(Stored records)
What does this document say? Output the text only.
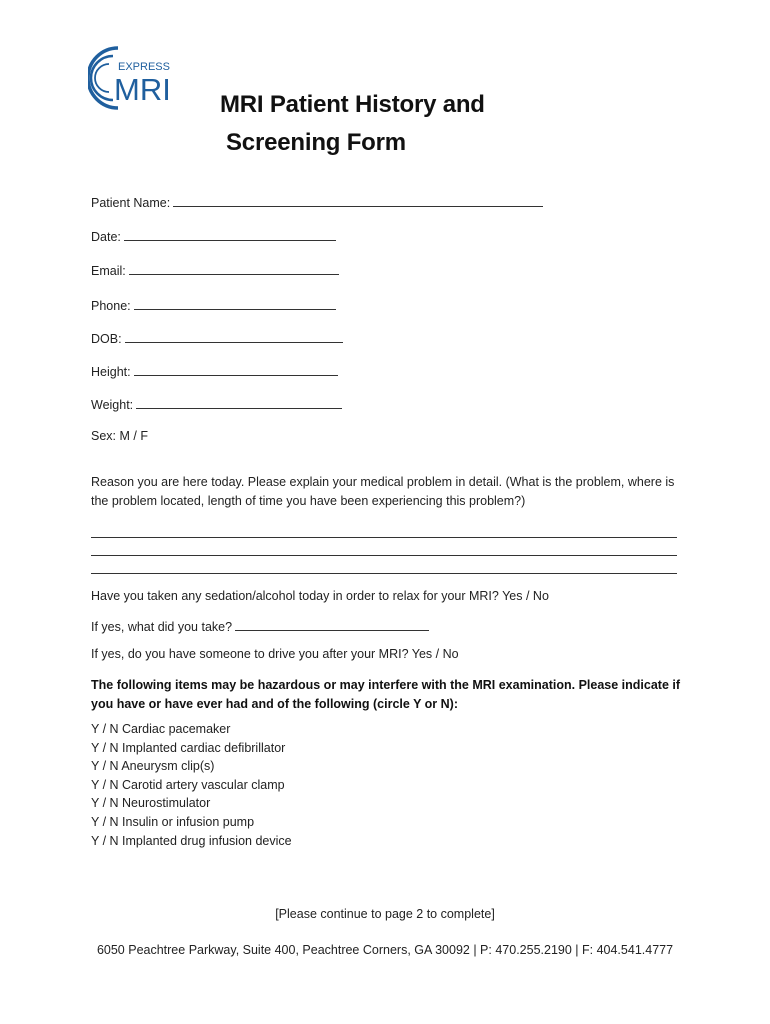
EXPRESS
MRI MRI Patient History and
Screening Form
Patient Name:
Date:
Email:
Phone:
DOB:
Height:
Weight:
Sex: M / F
Reason you are here today. Please explain your medical problem in detail. (What is the problem, where is the problem located, length of time you have been experiencing this problem?)
Have you taken any sedation/alcohol today in order to relax for your MRI? Yes / No
If yes, what did you take?
If yes, do you have someone to drive you after your MRI? Yes / No
The following items may be hazardous or may interfere with the MRI examination. Please indicate if you have or have ever had and of the following (circle Y or N):
Y / N Cardiac pacemaker
Y / N Implanted cardiac defibrillator
Y / N Aneurysm clip(s)
Y / N Carotid artery vascular clamp
Y / N Neurostimulator
Y / N Insulin or infusion pump
Y / N Implanted drug infusion device
[Please continue to page 2 to complete]
6050 Peachtree Parkway, Suite 400, Peachtree Corners, GA 30092 | P: 470.255.2190 | F: 404.541.4777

WHAT YOU NEED TO DO
Copy every entry word for word, but omit the pictures.

TASK SOLUTION
What does this document say? Output the text only.
EXPRESS
MRI MRI Patient History and
Screening Form
Patient Name:
Date:
Email:
Phone:
DOB:
Height:
Weight:
Sex: M / F
Reason you are here today. Please explain your medical problem in detail. (What is the problem, where is the problem located, length of time you have been experiencing this problem?)
Have you taken any sedation/alcohol today in order to relax for your MRI? Yes / No
If yes, what did you take?
If yes, do you have someone to drive you after your MRI? Yes / No
The following items may be hazardous or may interfere with the MRI examination. Please indicate if you have or have ever had and of the following (circle Y or N):
Y / N Cardiac pacemaker
Y / N Implanted cardiac defibrillator
Y / N Aneurysm clip(s)
Y / N Carotid artery vascular clamp
Y / N Neurostimulator
Y / N Insulin or infusion pump
Y / N Implanted drug infusion device
[Please continue to page 2 to complete]
6050 Peachtree Parkway, Suite 400, Peachtree Corners, GA 30092 | P: 470.255.2190 | F: 404.541.4777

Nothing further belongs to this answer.